What is asked
Quote all entries exactly, leaving pictures aside.

┌─ Records for this exercise

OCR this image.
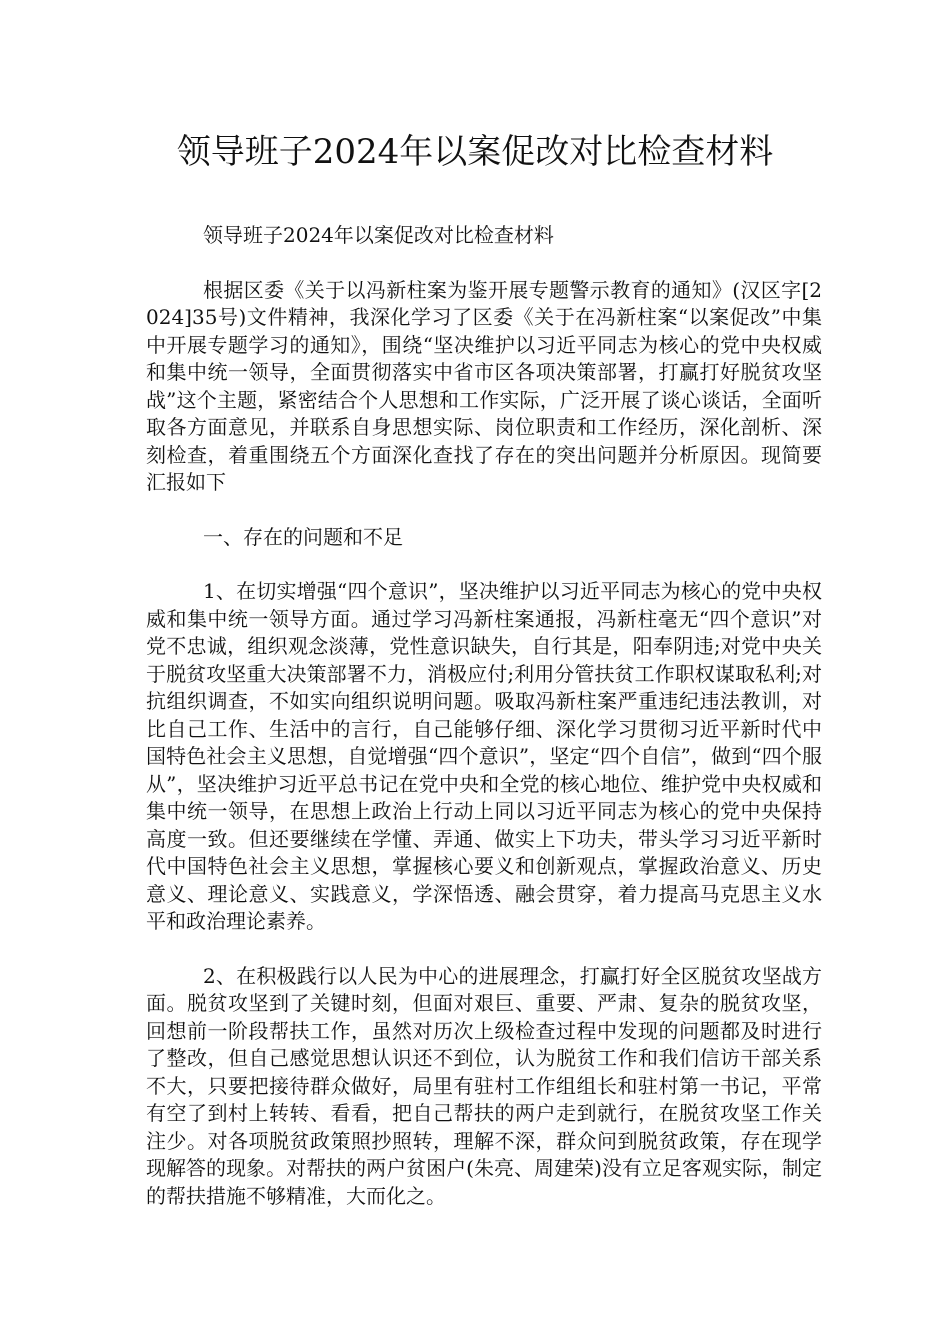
领导班子2024年以案促改对比检查材料

领导班子2024年以案促改对比检查材料

根据区委《关于以冯新柱案为鉴开展专题警示教育的通知》(汉区字[2024]35号)文件精神，我深化学习了区委《关于在冯新柱案“以案促改”中集中开展专题学习的通知》，围绕“坚决维护以习近平同志为核心的党中央权威和集中统一领导，全面贯彻落实中省市区各项决策部署，打赢打好脱贫攻坚战”这个主题，紧密结合个人思想和工作实际，广泛开展了谈心谈话，全面听取各方面意见，并联系自身思想实际、岗位职责和工作经历，深化剖析、深刻检查，着重围绕五个方面深化查找了存在的突出问题并分析原因。现简要汇报如下

一、存在的问题和不足

1、在切实增强“四个意识”，坚决维护以习近平同志为核心的党中央权威和集中统一领导方面。通过学习冯新柱案通报，冯新柱毫无“四个意识”对党不忠诚，组织观念淡薄，党性意识缺失，自行其是，阳奉阴违;对党中央关于脱贫攻坚重大决策部署不力，消极应付;利用分管扶贫工作职权谋取私利;对抗组织调查，不如实向组织说明问题。吸取冯新柱案严重违纪违法教训，对比自己工作、生活中的言行，自己能够仔细、深化学习贯彻习近平新时代中国特色社会主义思想，自觉增强“四个意识”，坚定“四个自信”，做到“四个服从”，坚决维护习近平总书记在党中央和全党的核心地位、维护党中央权威和集中统一领导，在思想上政治上行动上同以习近平同志为核心的党中央保持高度一致。但还要继续在学懂、弄通、做实上下功夫，带头学习习近平新时代中国特色社会主义思想，掌握核心要义和创新观点，掌握政治意义、历史意义、理论意义、实践意义，学深悟透、融会贯穿，着力提高马克思主义水平和政治理论素养。

2、在积极践行以人民为中心的进展理念，打赢打好全区脱贫攻坚战方面。脱贫攻坚到了关键时刻，但面对艰巨、重要、严肃、复杂的脱贫攻坚，回想前一阶段帮扶工作，虽然对历次上级检查过程中发现的问题都及时进行了整改，但自己感觉思想认识还不到位，认为脱贫工作和我们信访干部关系不大，只要把接待群众做好，局里有驻村工作组组长和驻村第一书记，平常有空了到村上转转、看看，把自己帮扶的两户走到就行，在脱贫攻坚工作关注少。对各项脱贫政策照抄照转，理解不深，群众问到脱贫政策，存在现学现解答的现象。对帮扶的两户贫困户(朱亮、周建荣)没有立足客观实际，制定的帮扶措施不够精准，大而化之。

└─

Result for this task
OCR this image.
领导班子2024年以案促改对比检查材料

领导班子2024年以案促改对比检查材料

根据区委《关于以冯新柱案为鉴开展专题警示教育的通知》(汉区字[2024]35号)文件精神，我深化学习了区委《关于在冯新柱案“以案促改”中集中开展专题学习的通知》，围绕“坚决维护以习近平同志为核心的党中央权威和集中统一领导，全面贯彻落实中省市区各项决策部署，打赢打好脱贫攻坚战”这个主题，紧密结合个人思想和工作实际，广泛开展了谈心谈话，全面听取各方面意见，并联系自身思想实际、岗位职责和工作经历，深化剖析、深刻检查，着重围绕五个方面深化查找了存在的突出问题并分析原因。现简要汇报如下

一、存在的问题和不足

1、在切实增强“四个意识”，坚决维护以习近平同志为核心的党中央权威和集中统一领导方面。通过学习冯新柱案通报，冯新柱毫无“四个意识”对党不忠诚，组织观念淡薄，党性意识缺失，自行其是，阳奉阴违;对党中央关于脱贫攻坚重大决策部署不力，消极应付;利用分管扶贫工作职权谋取私利;对抗组织调查，不如实向组织说明问题。吸取冯新柱案严重违纪违法教训，对比自己工作、生活中的言行，自己能够仔细、深化学习贯彻习近平新时代中国特色社会主义思想，自觉增强“四个意识”，坚定“四个自信”，做到“四个服从”，坚决维护习近平总书记在党中央和全党的核心地位、维护党中央权威和集中统一领导，在思想上政治上行动上同以习近平同志为核心的党中央保持高度一致。但还要继续在学懂、弄通、做实上下功夫，带头学习习近平新时代中国特色社会主义思想，掌握核心要义和创新观点，掌握政治意义、历史意义、理论意义、实践意义，学深悟透、融会贯穿，着力提高马克思主义水平和政治理论素养。

2、在积极践行以人民为中心的进展理念，打赢打好全区脱贫攻坚战方面。脱贫攻坚到了关键时刻，但面对艰巨、重要、严肃、复杂的脱贫攻坚，回想前一阶段帮扶工作，虽然对历次上级检查过程中发现的问题都及时进行了整改，但自己感觉思想认识还不到位，认为脱贫工作和我们信访干部关系不大，只要把接待群众做好，局里有驻村工作组组长和驻村第一书记，平常有空了到村上转转、看看，把自己帮扶的两户走到就行，在脱贫攻坚工作关注少。对各项脱贫政策照抄照转，理解不深，群众问到脱贫政策，存在现学现解答的现象。对帮扶的两户贫困户(朱亮、周建荣)没有立足客观实际，制定的帮扶措施不够精准，大而化之。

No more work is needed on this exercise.